[Korte opdracht 1]:
Geef de tekst over het liedje ‘Fietsen’ volledig en ongewijzigd terug.

-------- Leestekst

Er zijn zo van die dingen – en mensen – die je behoorlijk op de zenuwen kunnen werken. Neem nu het liedje ‘Fietsen op de heide, ver van iedereen…’ Een prachtig ding. Wist je dat het al in 1944 door ‘The Ramblers’ op plaat gezet werd? Het is ouder dan ikzelf! In 1983 ging de absurdistische groep ‘Radeis’ ermee op tournee. En hoe je je ook voelde, het stemt je op een onweerstaanbare manier vrolijk.
Tot je op het introdeuntje begint te letten. Dat duurt en blijft duren en als je daar je aandacht één keer op gevestigd hebt, geraak je het niet meer kwijt! Na een paar keer hoor je gewoon niks anders meer. Telkens als je denkt: “Nu begint het vocale deel… O nee, toch niet… Nú dan…!’ komt er weer een stukje van dat ellendige orgel of God weet welk ander ondefinieerbaar instrument!
Minutenlang word je zo voor de gek gehouden.

----------------
-------- Oefengegevens

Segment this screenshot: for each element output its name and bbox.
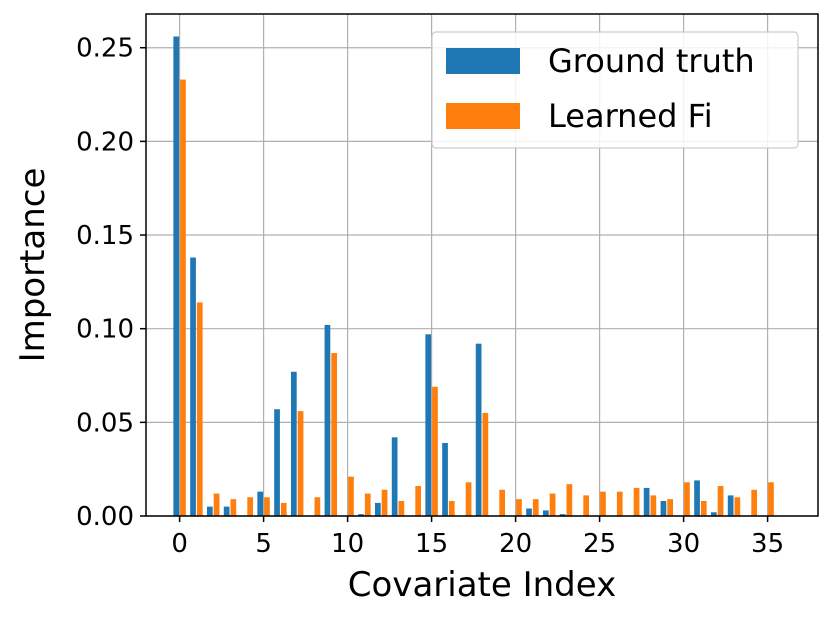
bar-ground-truth-2 [206,506,213,516]
bar-learned-fi-20 [516,499,522,516]
legend-swatch-ground-truth [446,48,520,74]
bar-ground-truth-1 [190,257,196,516]
bar-learned-fi-10 [348,476,354,516]
y-tick-label: 0.20 [76,127,134,157]
bar-ground-truth-28 [643,487,650,516]
bar-learned-fi-2 [213,493,220,516]
bar-learned-fi-22 [549,493,556,516]
x-tick-label: 35 [751,529,784,559]
bar-ground-truth-23 [559,514,566,516]
bar-learned-fi-26 [616,491,623,516]
bar-ground-truth-7 [290,371,297,516]
bar-learned-fi-17 [465,482,472,516]
bar-ground-truth-33 [727,495,734,516]
bar-ground-truth-9 [324,324,331,516]
bar-ground-truth-31 [694,480,700,516]
legend-label-ground-truth: Ground truth [548,42,755,80]
x-tick-label: 25 [583,529,616,559]
y-tick-label: 0.10 [76,315,134,345]
x-tick-label: 0 [171,529,188,559]
bar-learned-fi-13 [398,501,405,516]
x-axis-title: Covariate Index [348,565,616,605]
bar-learned-fi-27 [633,487,640,516]
x-tick-label: 5 [255,529,272,559]
plot-frame [145,13,819,517]
x-tick-label: 15 [415,529,448,559]
bar-learned-fi-1 [196,302,203,516]
y-tick-label: 0.25 [76,34,134,64]
legend-swatch-learned-fi [446,103,520,129]
bar-learned-fi-4 [247,497,254,516]
bar-ground-truth-15 [425,334,432,516]
axis-ticks: 0 5 10 15 20 25 30 35 0.00 0.05 0.10 0.15 0.20 0.25 [76,34,784,559]
bar-learned-fi-15 [432,386,438,516]
bar-ground-truth-22 [542,510,549,516]
bar-learned-fi-7 [297,411,304,516]
bar-ground-truth-29 [660,501,667,516]
bar-ground-truth-6 [274,409,280,516]
y-tick-label: 0.00 [76,502,134,532]
legend: Ground truth Learned Fi [431,31,799,149]
bar-learned-fi-8 [314,497,321,516]
bar-learned-fi-19 [499,489,506,516]
bar-learned-fi-32 [717,486,724,516]
bar-ground-truth-13 [391,437,398,516]
x-tick-label: 20 [499,529,532,559]
y-tick-label: 0.15 [76,221,134,251]
bar-learned-fi-30 [684,482,690,516]
bar-learned-fi-31 [700,501,707,516]
bar-ground-truth-21 [526,508,532,516]
bar-learned-fi-34 [751,489,758,516]
bar-learned-fi-16 [448,501,455,516]
bar-ground-truth-32 [710,512,717,516]
x-tick-label: 10 [331,529,364,559]
bar-learned-fi-35 [768,482,774,516]
bar-learned-fi-29 [667,499,674,516]
y-tick-label: 0.05 [76,408,134,438]
bar-ground-truth-18 [475,343,482,516]
x-tick-label: 30 [667,529,700,559]
bar-learned-fi-12 [381,489,388,516]
bar-learned-fi-11 [364,493,371,516]
legend-box [431,31,799,149]
bar-ground-truth-5 [257,491,264,516]
bar-learned-fi-6 [280,502,287,516]
y-axis-title: Importance [13,168,53,363]
bar-learned-fi-0 [180,79,186,517]
bars [173,36,774,517]
bar-learned-fi-18 [482,412,489,516]
bar-learned-fi-9 [331,353,338,516]
bar-learned-fi-21 [532,499,539,516]
bar-learned-fi-23 [566,484,573,516]
bar-learned-fi-14 [415,486,422,516]
bar-learned-fi-24 [583,495,590,516]
bar-learned-fi-3 [230,499,237,516]
bar-ground-truth-12 [374,502,381,516]
bar-ground-truth-16 [442,442,448,516]
bar-ground-truth-0 [173,36,180,517]
legend-label-learned-fi: Learned Fi [548,97,713,135]
bar-learned-fi-33 [734,497,741,516]
bar-ground-truth-11 [358,514,364,516]
bar-learned-fi-25 [600,491,606,516]
bar-ground-truth-3 [223,506,230,516]
bar-learned-fi-28 [650,495,657,516]
bar-learned-fi-5 [264,497,270,516]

----------------

[Korte opdracht 2]:
Geef uit de rijen alles van de regel met "bar-ground-truth-2 [206,506,213,516]" tot en met de regel met "axis-ticks: 0 5" weer als Markdown-tabel met de kolommen Nr en Regel. Laat lege regels weg.

[Volledige uitvoer 1]:
Er zijn zo van die dingen – en mensen – die je behoorlijk op de zenuwen kunnen werken. Neem nu het liedje ‘Fietsen op de heide, ver van iedereen…’ Een prachtig ding. Wist je dat het al in 1944 door ‘The Ramblers’ op plaat gezet werd? Het is ouder dan ikzelf! In 1983 ging de absurdistische groep ‘Radeis’ ermee op tournee. En hoe je je ook voelde, het stemt je op een onweerstaanbare manier vrolijk.
Tot je op het introdeuntje begint te letten. Dat duurt en blijft duren en als je daar je aandacht één keer op gevestigd hebt, geraak je het niet meer kwijt! Na een paar keer hoor je gewoon niks anders meer. Telkens als je denkt: “Nu begint het vocale deel… O nee, toch niet… Nú dan…!’ komt er weer een stukje van dat ellendige orgel of God weet welk ander ondefinieerbaar instrument!
Minutenlang word je zo voor de gek gehouden.

[Volledige uitvoer 2]:
| Nr | Regel |
|---|---|
| 1 | bar-ground-truth-2 [206,506,213,516] |
| 2 | bar-learned-fi-20 [516,499,522,516] |
| 3 | legend-swatch-ground-truth [446,48,520,74] |
| 4 | bar-ground-truth-1 [190,257,196,516] |
| 5 | bar-learned-fi-10 [348,476,354,516] |
| 6 | y-tick-label: 0.20 [76,127,134,157] |
| 7 | bar-ground-truth-28 [643,487,650,516] |
| 8 | bar-learned-fi-2 [213,493,220,516] |
| 9 | bar-learned-fi-22 [549,493,556,516] |
| 10 | x-tick-label: 35 [751,529,784,559] |
| 11 | bar-ground-truth-23 [559,514,566,516] |
| 12 | bar-learned-fi-26 [616,491,623,516] |
| 13 | bar-ground-truth-7 [290,371,297,516] |
| 14 | bar-learned-fi-17 [465,482,472,516] |
| 15 | bar-ground-truth-33 [727,495,734,516] |
| 16 | bar-ground-truth-9 [324,324,331,516] |
| 17 | bar-ground-truth-31 [694,480,700,516] |
| 18 | legend-label-ground-truth: Ground truth [548,42,755,80] |
| 19 | x-tick-label: 25 [583,529,616,559] |
| 20 | y-tick-label: 0.10 [76,315,134,345] |
| 21 | x-tick-label: 0 [171,529,188,559] |
| 22 | bar-learned-fi-13 [398,501,405,516] |
| 23 | x-axis-title: Covariate Index [348,565,616,605] |
| 24 | bar-learned-fi-27 [633,487,640,516] |
| 25 | x-tick-label: 5 [255,529,272,559] |
| 26 | plot-frame [145,13,819,517] |
| 27 | x-tick-label: 15 [415,529,448,559] |
| 28 | bar-learned-fi-1 [196,302,203,516] |
| 29 | y-tick-label: 0.25 [76,34,134,64] |
| 30 | legend-swatch-learned-fi [446,103,520,129] |
| 31 | bar-learned-fi-4 [247,497,254,516] |
| 32 | bar-ground-truth-15 [425,334,432,516] |
| 33 | axis-ticks: 0 5 10 15 20 25 30 35 0.00 0.05 0.10 0.15 0.20 0.25 [76,34,784,559] |